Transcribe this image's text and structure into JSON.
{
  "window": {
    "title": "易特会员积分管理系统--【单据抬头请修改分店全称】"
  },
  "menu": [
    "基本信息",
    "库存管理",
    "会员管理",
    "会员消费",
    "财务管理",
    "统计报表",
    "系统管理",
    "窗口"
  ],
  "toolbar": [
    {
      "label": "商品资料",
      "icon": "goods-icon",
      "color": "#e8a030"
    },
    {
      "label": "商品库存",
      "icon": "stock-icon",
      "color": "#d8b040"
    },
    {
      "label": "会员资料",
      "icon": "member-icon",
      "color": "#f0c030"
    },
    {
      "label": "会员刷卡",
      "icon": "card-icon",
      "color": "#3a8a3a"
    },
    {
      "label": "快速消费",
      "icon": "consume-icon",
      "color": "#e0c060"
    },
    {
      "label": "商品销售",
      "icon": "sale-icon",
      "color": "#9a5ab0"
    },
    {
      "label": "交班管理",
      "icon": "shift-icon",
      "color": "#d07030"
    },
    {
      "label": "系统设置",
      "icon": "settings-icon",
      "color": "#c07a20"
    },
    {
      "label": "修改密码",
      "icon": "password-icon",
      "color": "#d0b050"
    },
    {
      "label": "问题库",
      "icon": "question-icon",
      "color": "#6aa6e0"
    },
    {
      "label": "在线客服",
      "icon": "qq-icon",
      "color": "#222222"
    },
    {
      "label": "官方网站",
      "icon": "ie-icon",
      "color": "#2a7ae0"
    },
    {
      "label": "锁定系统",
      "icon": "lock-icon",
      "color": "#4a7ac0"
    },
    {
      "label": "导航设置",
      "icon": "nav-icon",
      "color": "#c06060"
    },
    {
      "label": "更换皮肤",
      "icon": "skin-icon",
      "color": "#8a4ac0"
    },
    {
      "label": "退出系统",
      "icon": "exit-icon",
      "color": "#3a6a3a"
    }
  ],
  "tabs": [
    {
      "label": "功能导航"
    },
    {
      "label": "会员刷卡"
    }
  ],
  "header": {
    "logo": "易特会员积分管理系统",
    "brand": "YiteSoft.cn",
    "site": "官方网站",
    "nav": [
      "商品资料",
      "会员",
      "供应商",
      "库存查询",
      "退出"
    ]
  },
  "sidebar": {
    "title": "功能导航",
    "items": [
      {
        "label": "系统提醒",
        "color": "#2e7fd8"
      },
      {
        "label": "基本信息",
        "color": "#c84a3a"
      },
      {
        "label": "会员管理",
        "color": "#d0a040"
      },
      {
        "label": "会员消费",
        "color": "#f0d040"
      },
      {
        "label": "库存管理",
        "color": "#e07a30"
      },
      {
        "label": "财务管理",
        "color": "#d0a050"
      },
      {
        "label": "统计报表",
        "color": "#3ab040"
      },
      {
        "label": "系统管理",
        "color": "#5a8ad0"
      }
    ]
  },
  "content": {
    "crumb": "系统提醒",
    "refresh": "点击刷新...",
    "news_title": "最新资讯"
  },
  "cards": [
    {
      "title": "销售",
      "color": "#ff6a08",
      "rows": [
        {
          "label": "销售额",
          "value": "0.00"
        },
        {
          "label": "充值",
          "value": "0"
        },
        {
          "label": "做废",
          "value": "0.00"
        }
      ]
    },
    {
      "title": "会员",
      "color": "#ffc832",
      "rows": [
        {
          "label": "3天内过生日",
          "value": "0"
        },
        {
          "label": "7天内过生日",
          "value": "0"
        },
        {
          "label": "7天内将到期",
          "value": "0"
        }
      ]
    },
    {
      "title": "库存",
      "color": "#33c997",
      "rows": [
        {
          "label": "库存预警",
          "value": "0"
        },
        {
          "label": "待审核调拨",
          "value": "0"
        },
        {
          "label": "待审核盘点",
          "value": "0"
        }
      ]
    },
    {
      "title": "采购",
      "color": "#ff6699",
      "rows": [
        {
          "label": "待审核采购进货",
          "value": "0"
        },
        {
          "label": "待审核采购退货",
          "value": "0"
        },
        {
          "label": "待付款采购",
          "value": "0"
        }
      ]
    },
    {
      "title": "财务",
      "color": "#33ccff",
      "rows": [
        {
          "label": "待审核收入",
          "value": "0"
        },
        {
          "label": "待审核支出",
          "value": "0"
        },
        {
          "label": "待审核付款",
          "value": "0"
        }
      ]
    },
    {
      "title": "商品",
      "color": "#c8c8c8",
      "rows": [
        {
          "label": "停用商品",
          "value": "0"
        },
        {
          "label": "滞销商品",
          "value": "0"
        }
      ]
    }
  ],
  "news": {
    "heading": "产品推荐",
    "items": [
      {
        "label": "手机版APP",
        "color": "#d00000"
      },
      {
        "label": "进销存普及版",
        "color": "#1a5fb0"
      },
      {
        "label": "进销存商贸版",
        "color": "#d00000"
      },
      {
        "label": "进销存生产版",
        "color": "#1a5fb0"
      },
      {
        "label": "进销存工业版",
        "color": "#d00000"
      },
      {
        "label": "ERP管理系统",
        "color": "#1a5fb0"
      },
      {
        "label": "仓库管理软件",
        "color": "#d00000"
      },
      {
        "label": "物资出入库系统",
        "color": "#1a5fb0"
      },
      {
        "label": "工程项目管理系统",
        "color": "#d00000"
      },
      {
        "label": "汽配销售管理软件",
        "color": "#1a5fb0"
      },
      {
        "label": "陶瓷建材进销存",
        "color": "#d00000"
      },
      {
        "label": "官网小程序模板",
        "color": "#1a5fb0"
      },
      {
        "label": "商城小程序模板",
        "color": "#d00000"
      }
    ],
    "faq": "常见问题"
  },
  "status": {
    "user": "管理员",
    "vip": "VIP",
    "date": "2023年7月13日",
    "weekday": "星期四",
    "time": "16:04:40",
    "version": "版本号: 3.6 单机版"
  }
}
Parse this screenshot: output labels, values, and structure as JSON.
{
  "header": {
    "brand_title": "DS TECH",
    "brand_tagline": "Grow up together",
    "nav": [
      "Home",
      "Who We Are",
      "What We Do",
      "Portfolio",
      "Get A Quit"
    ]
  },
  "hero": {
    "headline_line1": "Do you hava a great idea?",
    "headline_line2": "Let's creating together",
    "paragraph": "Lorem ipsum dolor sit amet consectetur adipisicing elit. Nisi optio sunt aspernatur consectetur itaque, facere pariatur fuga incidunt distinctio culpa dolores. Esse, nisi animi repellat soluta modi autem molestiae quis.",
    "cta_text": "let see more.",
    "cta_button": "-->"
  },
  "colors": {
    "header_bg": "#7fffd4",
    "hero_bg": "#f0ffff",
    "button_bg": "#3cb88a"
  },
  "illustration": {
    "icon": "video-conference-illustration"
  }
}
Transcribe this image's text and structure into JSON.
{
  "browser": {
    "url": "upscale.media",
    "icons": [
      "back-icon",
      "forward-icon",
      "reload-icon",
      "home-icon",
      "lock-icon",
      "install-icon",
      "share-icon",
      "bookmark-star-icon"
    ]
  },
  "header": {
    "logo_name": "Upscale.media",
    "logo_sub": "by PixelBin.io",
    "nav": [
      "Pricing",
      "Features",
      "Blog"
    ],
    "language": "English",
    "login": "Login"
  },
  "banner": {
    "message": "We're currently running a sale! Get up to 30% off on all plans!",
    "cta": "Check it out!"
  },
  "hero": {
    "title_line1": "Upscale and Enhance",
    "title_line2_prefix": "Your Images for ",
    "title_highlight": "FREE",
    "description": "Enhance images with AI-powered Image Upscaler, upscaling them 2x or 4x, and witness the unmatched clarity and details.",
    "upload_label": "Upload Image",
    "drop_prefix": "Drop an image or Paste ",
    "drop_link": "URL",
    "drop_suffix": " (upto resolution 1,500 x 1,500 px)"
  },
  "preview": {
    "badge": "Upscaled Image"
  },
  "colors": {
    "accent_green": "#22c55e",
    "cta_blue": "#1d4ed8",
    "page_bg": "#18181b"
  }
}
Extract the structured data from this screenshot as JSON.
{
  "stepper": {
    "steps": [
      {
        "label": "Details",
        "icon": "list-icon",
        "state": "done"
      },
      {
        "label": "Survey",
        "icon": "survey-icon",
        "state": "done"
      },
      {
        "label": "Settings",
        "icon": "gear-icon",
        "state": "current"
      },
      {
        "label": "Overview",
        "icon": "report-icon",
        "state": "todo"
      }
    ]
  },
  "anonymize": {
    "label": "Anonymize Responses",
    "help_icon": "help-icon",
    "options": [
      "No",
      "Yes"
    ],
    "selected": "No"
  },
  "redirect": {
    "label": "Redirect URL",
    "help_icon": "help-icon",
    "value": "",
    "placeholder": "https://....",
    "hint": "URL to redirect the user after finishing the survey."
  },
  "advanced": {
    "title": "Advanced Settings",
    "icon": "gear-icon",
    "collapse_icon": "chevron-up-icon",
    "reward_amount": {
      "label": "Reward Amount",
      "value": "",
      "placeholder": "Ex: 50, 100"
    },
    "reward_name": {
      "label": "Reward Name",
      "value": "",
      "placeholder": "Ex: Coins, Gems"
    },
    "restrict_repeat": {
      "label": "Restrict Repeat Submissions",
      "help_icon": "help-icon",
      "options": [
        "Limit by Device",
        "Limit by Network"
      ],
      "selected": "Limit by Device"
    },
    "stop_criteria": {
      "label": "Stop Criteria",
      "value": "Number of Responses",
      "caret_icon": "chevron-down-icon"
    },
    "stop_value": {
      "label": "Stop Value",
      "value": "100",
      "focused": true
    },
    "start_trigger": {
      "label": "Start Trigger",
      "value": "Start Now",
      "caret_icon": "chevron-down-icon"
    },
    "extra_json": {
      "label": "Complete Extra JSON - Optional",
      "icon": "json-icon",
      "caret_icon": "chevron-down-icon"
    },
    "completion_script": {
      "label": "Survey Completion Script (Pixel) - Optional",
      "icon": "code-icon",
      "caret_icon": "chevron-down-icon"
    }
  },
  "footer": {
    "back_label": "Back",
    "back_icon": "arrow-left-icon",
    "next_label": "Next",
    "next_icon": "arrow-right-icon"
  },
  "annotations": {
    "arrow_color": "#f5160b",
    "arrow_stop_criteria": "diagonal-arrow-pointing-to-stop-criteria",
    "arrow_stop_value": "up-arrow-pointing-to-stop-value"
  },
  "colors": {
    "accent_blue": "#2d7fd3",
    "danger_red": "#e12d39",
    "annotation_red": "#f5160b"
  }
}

- - - - -

#### Aim of the exercise:
Find the word "Responses" in the material, then list each line that holds it.

#### Task answer:
    "label": "Anonymize Responses",
      "value": "Number of Responses",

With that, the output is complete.